## Given exercise
Please output the lines shown below exactly as they appear.

## Data for the task
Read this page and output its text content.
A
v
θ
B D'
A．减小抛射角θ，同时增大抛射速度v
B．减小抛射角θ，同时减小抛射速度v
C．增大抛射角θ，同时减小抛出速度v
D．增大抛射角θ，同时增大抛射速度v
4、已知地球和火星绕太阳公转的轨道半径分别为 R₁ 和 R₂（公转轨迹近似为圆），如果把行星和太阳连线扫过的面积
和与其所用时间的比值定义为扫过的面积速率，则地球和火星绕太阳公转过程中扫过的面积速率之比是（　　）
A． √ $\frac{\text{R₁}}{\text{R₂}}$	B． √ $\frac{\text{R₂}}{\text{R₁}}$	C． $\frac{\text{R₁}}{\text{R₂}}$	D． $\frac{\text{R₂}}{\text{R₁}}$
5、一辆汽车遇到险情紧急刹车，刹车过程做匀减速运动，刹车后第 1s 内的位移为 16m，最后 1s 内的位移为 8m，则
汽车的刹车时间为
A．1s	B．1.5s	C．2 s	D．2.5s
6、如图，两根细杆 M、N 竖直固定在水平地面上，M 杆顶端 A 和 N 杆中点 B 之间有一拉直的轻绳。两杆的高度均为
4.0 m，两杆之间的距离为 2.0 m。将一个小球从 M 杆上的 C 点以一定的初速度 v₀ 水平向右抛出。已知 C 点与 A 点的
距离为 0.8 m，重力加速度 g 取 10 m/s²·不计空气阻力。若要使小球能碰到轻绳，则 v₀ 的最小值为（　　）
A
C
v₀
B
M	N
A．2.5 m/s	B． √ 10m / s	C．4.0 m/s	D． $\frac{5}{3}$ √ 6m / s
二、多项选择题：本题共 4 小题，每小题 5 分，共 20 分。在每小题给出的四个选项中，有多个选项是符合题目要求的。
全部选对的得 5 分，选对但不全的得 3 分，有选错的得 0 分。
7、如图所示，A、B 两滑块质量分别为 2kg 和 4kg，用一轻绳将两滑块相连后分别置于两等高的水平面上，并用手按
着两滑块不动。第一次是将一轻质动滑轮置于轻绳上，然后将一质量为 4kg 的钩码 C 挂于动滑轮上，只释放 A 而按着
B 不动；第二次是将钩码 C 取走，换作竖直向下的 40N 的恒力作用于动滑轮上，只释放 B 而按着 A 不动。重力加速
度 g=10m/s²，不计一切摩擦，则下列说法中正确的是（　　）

## Answer for this exercise
Read this page and output its text content.
A
v
θ
B D'
A．减小抛射角θ，同时增大抛射速度v
B．减小抛射角θ，同时减小抛射速度v
C．增大抛射角θ，同时减小抛出速度v
D．增大抛射角θ，同时增大抛射速度v
4、已知地球和火星绕太阳公转的轨道半径分别为 R₁ 和 R₂（公转轨迹近似为圆），如果把行星和太阳连线扫过的面积
和与其所用时间的比值定义为扫过的面积速率，则地球和火星绕太阳公转过程中扫过的面积速率之比是（　　）
A． √ $\frac{\text{R₁}}{\text{R₂}}$	B． √ $\frac{\text{R₂}}{\text{R₁}}$	C． $\frac{\text{R₁}}{\text{R₂}}$	D． $\frac{\text{R₂}}{\text{R₁}}$
5、一辆汽车遇到险情紧急刹车，刹车过程做匀减速运动，刹车后第 1s 内的位移为 16m，最后 1s 内的位移为 8m，则
汽车的刹车时间为
A．1s	B．1.5s	C．2 s	D．2.5s
6、如图，两根细杆 M、N 竖直固定在水平地面上，M 杆顶端 A 和 N 杆中点 B 之间有一拉直的轻绳。两杆的高度均为
4.0 m，两杆之间的距离为 2.0 m。将一个小球从 M 杆上的 C 点以一定的初速度 v₀ 水平向右抛出。已知 C 点与 A 点的
距离为 0.8 m，重力加速度 g 取 10 m/s²·不计空气阻力。若要使小球能碰到轻绳，则 v₀ 的最小值为（　　）
A
C
v₀
B
M	N
A．2.5 m/s	B． √ 10m / s	C．4.0 m/s	D． $\frac{5}{3}$ √ 6m / s
二、多项选择题：本题共 4 小题，每小题 5 分，共 20 分。在每小题给出的四个选项中，有多个选项是符合题目要求的。
全部选对的得 5 分，选对但不全的得 3 分，有选错的得 0 分。
7、如图所示，A、B 两滑块质量分别为 2kg 和 4kg，用一轻绳将两滑块相连后分别置于两等高的水平面上，并用手按
着两滑块不动。第一次是将一轻质动滑轮置于轻绳上，然后将一质量为 4kg 的钩码 C 挂于动滑轮上，只释放 A 而按着
B 不动；第二次是将钩码 C 取走，换作竖直向下的 40N 的恒力作用于动滑轮上，只释放 B 而按着 A 不动。重力加速
度 g=10m/s²，不计一切摩擦，则下列说法中正确的是（　　）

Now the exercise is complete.